Records from a data source:
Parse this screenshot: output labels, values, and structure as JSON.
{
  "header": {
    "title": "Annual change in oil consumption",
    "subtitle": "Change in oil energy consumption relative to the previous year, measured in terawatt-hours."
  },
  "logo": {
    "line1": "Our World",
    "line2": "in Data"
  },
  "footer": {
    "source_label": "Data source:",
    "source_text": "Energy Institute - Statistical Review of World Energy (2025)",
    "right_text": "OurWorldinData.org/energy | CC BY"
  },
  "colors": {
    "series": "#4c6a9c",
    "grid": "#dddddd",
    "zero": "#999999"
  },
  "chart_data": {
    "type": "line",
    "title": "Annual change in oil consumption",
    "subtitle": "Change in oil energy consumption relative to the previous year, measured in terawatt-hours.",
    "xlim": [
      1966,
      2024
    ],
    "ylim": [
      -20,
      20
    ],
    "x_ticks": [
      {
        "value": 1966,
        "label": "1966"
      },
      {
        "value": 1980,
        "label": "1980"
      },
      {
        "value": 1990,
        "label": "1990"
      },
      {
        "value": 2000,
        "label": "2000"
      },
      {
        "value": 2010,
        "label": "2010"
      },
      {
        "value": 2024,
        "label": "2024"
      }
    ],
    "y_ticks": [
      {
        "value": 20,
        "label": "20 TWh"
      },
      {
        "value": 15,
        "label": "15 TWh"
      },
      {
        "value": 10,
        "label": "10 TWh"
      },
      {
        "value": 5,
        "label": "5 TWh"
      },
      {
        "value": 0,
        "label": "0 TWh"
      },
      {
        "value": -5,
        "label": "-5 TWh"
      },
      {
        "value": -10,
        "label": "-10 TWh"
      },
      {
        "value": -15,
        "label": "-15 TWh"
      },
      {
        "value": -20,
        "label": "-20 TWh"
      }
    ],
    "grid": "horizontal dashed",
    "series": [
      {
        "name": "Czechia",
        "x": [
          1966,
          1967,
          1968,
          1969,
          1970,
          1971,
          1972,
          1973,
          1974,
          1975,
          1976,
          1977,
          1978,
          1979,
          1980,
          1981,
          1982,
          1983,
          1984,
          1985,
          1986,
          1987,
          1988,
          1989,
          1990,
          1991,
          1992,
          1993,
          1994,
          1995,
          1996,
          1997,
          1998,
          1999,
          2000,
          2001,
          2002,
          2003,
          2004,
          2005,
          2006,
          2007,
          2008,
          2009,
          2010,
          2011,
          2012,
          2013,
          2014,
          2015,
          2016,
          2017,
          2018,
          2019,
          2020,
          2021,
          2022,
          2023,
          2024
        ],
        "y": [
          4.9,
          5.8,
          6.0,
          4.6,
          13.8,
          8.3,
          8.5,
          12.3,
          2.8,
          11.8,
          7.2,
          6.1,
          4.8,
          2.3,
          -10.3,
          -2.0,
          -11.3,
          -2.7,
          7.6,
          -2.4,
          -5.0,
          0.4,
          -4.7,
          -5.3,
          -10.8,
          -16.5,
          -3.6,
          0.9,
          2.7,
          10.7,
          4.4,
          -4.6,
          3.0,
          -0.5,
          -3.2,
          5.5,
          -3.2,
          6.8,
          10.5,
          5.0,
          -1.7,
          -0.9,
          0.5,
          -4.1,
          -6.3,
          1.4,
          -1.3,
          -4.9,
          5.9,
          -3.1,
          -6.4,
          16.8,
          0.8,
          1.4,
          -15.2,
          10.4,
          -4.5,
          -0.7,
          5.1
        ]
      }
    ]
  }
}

WHAT IS REQUIRED :: Return all of the entries exactly as written.

COMPLETE ANSWER ::
Parse this screenshot: output labels, values, and structure as JSON.
{
  "header": {
    "title": "Annual change in oil consumption",
    "subtitle": "Change in oil energy consumption relative to the previous year, measured in terawatt-hours."
  },
  "logo": {
    "line1": "Our World",
    "line2": "in Data"
  },
  "footer": {
    "source_label": "Data source:",
    "source_text": "Energy Institute - Statistical Review of World Energy (2025)",
    "right_text": "OurWorldinData.org/energy | CC BY"
  },
  "colors": {
    "series": "#4c6a9c",
    "grid": "#dddddd",
    "zero": "#999999"
  },
  "chart_data": {
    "type": "line",
    "title": "Annual change in oil consumption",
    "subtitle": "Change in oil energy consumption relative to the previous year, measured in terawatt-hours.",
    "xlim": [
      1966,
      2024
    ],
    "ylim": [
      -20,
      20
    ],
    "x_ticks": [
      {
        "value": 1966,
        "label": "1966"
      },
      {
        "value": 1980,
        "label": "1980"
      },
      {
        "value": 1990,
        "label": "1990"
      },
      {
        "value": 2000,
        "label": "2000"
      },
      {
        "value": 2010,
        "label": "2010"
      },
      {
        "value": 2024,
        "label": "2024"
      }
    ],
    "y_ticks": [
      {
        "value": 20,
        "label": "20 TWh"
      },
      {
        "value": 15,
        "label": "15 TWh"
      },
      {
        "value": 10,
        "label": "10 TWh"
      },
      {
        "value": 5,
        "label": "5 TWh"
      },
      {
        "value": 0,
        "label": "0 TWh"
      },
      {
        "value": -5,
        "label": "-5 TWh"
      },
      {
        "value": -10,
        "label": "-10 TWh"
      },
      {
        "value": -15,
        "label": "-15 TWh"
      },
      {
        "value": -20,
        "label": "-20 TWh"
      }
    ],
    "grid": "horizontal dashed",
    "series": [
      {
        "name": "Czechia",
        "x": [
          1966,
          1967,
          1968,
          1969,
          1970,
          1971,
          1972,
          1973,
          1974,
          1975,
          1976,
          1977,
          1978,
          1979,
          1980,
          1981,
          1982,
          1983,
          1984,
          1985,
          1986,
          1987,
          1988,
          1989,
          1990,
          1991,
          1992,
          1993,
          1994,
          1995,
          1996,
          1997,
          1998,
          1999,
          2000,
          2001,
          2002,
          2003,
          2004,
          2005,
          2006,
          2007,
          2008,
          2009,
          2010,
          2011,
          2012,
          2013,
          2014,
          2015,
          2016,
          2017,
          2018,
          2019,
          2020,
          2021,
          2022,
          2023,
          2024
        ],
        "y": [
          4.9,
          5.8,
          6.0,
          4.6,
          13.8,
          8.3,
          8.5,
          12.3,
          2.8,
          11.8,
          7.2,
          6.1,
          4.8,
          2.3,
          -10.3,
          -2.0,
          -11.3,
          -2.7,
          7.6,
          -2.4,
          -5.0,
          0.4,
          -4.7,
          -5.3,
          -10.8,
          -16.5,
          -3.6,
          0.9,
          2.7,
          10.7,
          4.4,
          -4.6,
          3.0,
          -0.5,
          -3.2,
          5.5,
          -3.2,
          6.8,
          10.5,
          5.0,
          -1.7,
          -0.9,
          0.5,
          -4.1,
          -6.3,
          1.4,
          -1.3,
          -4.9,
          5.9,
          -3.1,
          -6.4,
          16.8,
          0.8,
          1.4,
          -15.2,
          10.4,
          -4.5,
          -0.7,
          5.1
        ]
      }
    ]
  }
}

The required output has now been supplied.